**What to produce**
Will you print the material below without altering a single character?

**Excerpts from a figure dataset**
++++

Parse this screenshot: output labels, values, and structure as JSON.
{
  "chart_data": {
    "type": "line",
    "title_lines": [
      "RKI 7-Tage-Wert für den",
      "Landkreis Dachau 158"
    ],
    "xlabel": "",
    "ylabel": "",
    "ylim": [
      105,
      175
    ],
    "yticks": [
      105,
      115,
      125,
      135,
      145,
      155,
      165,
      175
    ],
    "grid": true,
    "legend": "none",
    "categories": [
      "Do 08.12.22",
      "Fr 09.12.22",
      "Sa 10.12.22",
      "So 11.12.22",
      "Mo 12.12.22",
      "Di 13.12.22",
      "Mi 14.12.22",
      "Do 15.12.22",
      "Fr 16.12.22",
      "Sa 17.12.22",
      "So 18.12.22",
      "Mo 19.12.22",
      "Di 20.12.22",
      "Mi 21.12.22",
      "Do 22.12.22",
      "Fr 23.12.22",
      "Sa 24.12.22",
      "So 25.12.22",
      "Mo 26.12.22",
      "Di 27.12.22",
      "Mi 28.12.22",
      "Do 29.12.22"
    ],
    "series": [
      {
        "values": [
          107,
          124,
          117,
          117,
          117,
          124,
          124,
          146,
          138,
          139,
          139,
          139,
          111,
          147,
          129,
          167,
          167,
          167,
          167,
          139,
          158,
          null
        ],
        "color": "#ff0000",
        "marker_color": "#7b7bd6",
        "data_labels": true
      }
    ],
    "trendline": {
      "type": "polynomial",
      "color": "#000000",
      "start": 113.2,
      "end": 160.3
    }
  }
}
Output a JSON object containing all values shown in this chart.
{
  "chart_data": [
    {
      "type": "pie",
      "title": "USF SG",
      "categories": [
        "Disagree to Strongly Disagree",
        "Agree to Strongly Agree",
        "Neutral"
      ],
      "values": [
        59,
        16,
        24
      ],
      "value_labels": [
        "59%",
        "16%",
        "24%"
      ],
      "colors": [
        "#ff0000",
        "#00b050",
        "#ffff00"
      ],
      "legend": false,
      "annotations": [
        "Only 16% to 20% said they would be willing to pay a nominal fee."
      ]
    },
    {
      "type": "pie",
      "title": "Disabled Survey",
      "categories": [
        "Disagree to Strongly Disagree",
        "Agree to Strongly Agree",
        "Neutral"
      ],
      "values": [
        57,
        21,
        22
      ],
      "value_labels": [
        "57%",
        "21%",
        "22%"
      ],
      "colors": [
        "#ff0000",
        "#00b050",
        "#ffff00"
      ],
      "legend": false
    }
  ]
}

++++

**Finished answer**
Parse this screenshot: output labels, values, and structure as JSON.
{
  "chart_data": {
    "type": "line",
    "title_lines": [
      "RKI 7-Tage-Wert für den",
      "Landkreis Dachau 158"
    ],
    "xlabel": "",
    "ylabel": "",
    "ylim": [
      105,
      175
    ],
    "yticks": [
      105,
      115,
      125,
      135,
      145,
      155,
      165,
      175
    ],
    "grid": true,
    "legend": "none",
    "categories": [
      "Do 08.12.22",
      "Fr 09.12.22",
      "Sa 10.12.22",
      "So 11.12.22",
      "Mo 12.12.22",
      "Di 13.12.22",
      "Mi 14.12.22",
      "Do 15.12.22",
      "Fr 16.12.22",
      "Sa 17.12.22",
      "So 18.12.22",
      "Mo 19.12.22",
      "Di 20.12.22",
      "Mi 21.12.22",
      "Do 22.12.22",
      "Fr 23.12.22",
      "Sa 24.12.22",
      "So 25.12.22",
      "Mo 26.12.22",
      "Di 27.12.22",
      "Mi 28.12.22",
      "Do 29.12.22"
    ],
    "series": [
      {
        "values": [
          107,
          124,
          117,
          117,
          117,
          124,
          124,
          146,
          138,
          139,
          139,
          139,
          111,
          147,
          129,
          167,
          167,
          167,
          167,
          139,
          158,
          null
        ],
        "color": "#ff0000",
        "marker_color": "#7b7bd6",
        "data_labels": true
      }
    ],
    "trendline": {
      "type": "polynomial",
      "color": "#000000",
      "start": 113.2,
      "end": 160.3
    }
  }
}
Output a JSON object containing all values shown in this chart.
{
  "chart_data": [
    {
      "type": "pie",
      "title": "USF SG",
      "categories": [
        "Disagree to Strongly Disagree",
        "Agree to Strongly Agree",
        "Neutral"
      ],
      "values": [
        59,
        16,
        24
      ],
      "value_labels": [
        "59%",
        "16%",
        "24%"
      ],
      "colors": [
        "#ff0000",
        "#00b050",
        "#ffff00"
      ],
      "legend": false,
      "annotations": [
        "Only 16% to 20% said they would be willing to pay a nominal fee."
      ]
    },
    {
      "type": "pie",
      "title": "Disabled Survey",
      "categories": [
        "Disagree to Strongly Disagree",
        "Agree to Strongly Agree",
        "Neutral"
      ],
      "values": [
        57,
        21,
        22
      ],
      "value_labels": [
        "57%",
        "21%",
        "22%"
      ],
      "colors": [
        "#ff0000",
        "#00b050",
        "#ffff00"
      ],
      "legend": false
    }
  ]
}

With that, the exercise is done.